[Records from a data source]
::::

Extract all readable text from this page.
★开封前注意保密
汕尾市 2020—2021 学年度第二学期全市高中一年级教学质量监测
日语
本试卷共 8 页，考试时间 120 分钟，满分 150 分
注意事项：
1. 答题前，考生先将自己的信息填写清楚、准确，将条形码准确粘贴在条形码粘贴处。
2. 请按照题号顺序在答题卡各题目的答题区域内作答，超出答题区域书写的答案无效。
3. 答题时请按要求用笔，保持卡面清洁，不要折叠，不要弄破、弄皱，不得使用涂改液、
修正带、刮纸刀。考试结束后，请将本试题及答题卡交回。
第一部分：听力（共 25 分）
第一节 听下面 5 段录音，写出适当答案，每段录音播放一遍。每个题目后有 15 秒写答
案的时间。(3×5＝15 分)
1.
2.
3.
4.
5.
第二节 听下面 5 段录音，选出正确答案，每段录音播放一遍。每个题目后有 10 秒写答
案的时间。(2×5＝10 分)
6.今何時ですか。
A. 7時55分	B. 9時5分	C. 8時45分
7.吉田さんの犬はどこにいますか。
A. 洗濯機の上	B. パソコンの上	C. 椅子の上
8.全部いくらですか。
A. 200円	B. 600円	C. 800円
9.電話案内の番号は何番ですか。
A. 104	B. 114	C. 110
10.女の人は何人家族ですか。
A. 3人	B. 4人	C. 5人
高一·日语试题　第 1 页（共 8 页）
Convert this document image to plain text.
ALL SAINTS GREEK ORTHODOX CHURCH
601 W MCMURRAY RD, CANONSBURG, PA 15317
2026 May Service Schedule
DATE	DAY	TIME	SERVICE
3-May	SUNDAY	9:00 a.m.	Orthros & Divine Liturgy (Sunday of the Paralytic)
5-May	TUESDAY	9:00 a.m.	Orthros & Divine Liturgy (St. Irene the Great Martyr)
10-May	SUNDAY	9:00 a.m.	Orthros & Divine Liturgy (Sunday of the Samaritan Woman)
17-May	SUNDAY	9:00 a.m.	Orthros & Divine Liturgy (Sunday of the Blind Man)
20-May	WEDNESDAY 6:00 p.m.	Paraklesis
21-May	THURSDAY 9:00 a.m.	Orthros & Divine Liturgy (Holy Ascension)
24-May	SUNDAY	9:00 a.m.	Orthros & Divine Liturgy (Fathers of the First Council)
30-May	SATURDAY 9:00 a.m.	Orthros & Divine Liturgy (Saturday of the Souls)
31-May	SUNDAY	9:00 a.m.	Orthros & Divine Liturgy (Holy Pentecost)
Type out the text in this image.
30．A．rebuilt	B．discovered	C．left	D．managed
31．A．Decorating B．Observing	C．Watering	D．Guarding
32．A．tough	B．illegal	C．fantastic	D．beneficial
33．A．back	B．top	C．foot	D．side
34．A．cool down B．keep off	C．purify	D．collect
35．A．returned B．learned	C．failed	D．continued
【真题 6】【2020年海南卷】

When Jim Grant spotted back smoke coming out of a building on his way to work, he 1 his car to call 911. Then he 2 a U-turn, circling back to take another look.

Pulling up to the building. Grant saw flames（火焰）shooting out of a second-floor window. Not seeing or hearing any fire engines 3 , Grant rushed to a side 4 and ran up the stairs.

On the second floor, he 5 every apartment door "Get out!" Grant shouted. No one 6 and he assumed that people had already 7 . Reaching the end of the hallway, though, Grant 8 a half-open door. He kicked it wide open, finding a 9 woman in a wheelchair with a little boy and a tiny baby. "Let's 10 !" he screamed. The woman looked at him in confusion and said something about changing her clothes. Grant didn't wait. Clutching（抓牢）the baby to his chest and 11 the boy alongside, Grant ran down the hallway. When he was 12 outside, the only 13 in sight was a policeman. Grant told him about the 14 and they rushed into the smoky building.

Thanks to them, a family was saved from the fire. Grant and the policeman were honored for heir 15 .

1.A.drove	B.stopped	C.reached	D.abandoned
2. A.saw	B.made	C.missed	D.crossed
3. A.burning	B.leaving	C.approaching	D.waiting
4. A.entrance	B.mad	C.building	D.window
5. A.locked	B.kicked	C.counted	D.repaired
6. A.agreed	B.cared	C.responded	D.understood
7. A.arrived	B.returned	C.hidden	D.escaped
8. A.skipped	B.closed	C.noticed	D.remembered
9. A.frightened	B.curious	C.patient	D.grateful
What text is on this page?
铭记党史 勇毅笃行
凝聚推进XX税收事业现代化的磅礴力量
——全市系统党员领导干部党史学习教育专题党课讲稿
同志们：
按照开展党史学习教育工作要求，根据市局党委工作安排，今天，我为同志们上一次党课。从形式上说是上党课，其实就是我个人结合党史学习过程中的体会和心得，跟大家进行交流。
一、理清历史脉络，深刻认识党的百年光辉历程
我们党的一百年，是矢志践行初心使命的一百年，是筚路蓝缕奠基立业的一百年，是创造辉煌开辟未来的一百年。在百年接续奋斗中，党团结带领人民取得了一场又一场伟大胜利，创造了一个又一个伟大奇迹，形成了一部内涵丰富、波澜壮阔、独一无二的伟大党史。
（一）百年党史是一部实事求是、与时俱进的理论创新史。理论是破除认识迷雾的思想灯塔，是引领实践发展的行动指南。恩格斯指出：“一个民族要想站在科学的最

::::

[Description of the task] Please quote nothing but the lines from the line with "What text is on this page?" through the end of the data above, exactly as written, ends included.

[Right answer]
What text is on this page?
铭记党史 勇毅笃行
凝聚推进XX税收事业现代化的磅礴力量
——全市系统党员领导干部党史学习教育专题党课讲稿
同志们：
按照开展党史学习教育工作要求，根据市局党委工作安排，今天，我为同志们上一次党课。从形式上说是上党课，其实就是我个人结合党史学习过程中的体会和心得，跟大家进行交流。
一、理清历史脉络，深刻认识党的百年光辉历程
我们党的一百年，是矢志践行初心使命的一百年，是筚路蓝缕奠基立业的一百年，是创造辉煌开辟未来的一百年。在百年接续奋斗中，党团结带领人民取得了一场又一场伟大胜利，创造了一个又一个伟大奇迹，形成了一部内涵丰富、波澜壮阔、独一无二的伟大党史。
（一）百年党史是一部实事求是、与时俱进的理论创新史。理论是破除认识迷雾的思想灯塔，是引领实践发展的行动指南。恩格斯指出：“一个民族要想站在科学的最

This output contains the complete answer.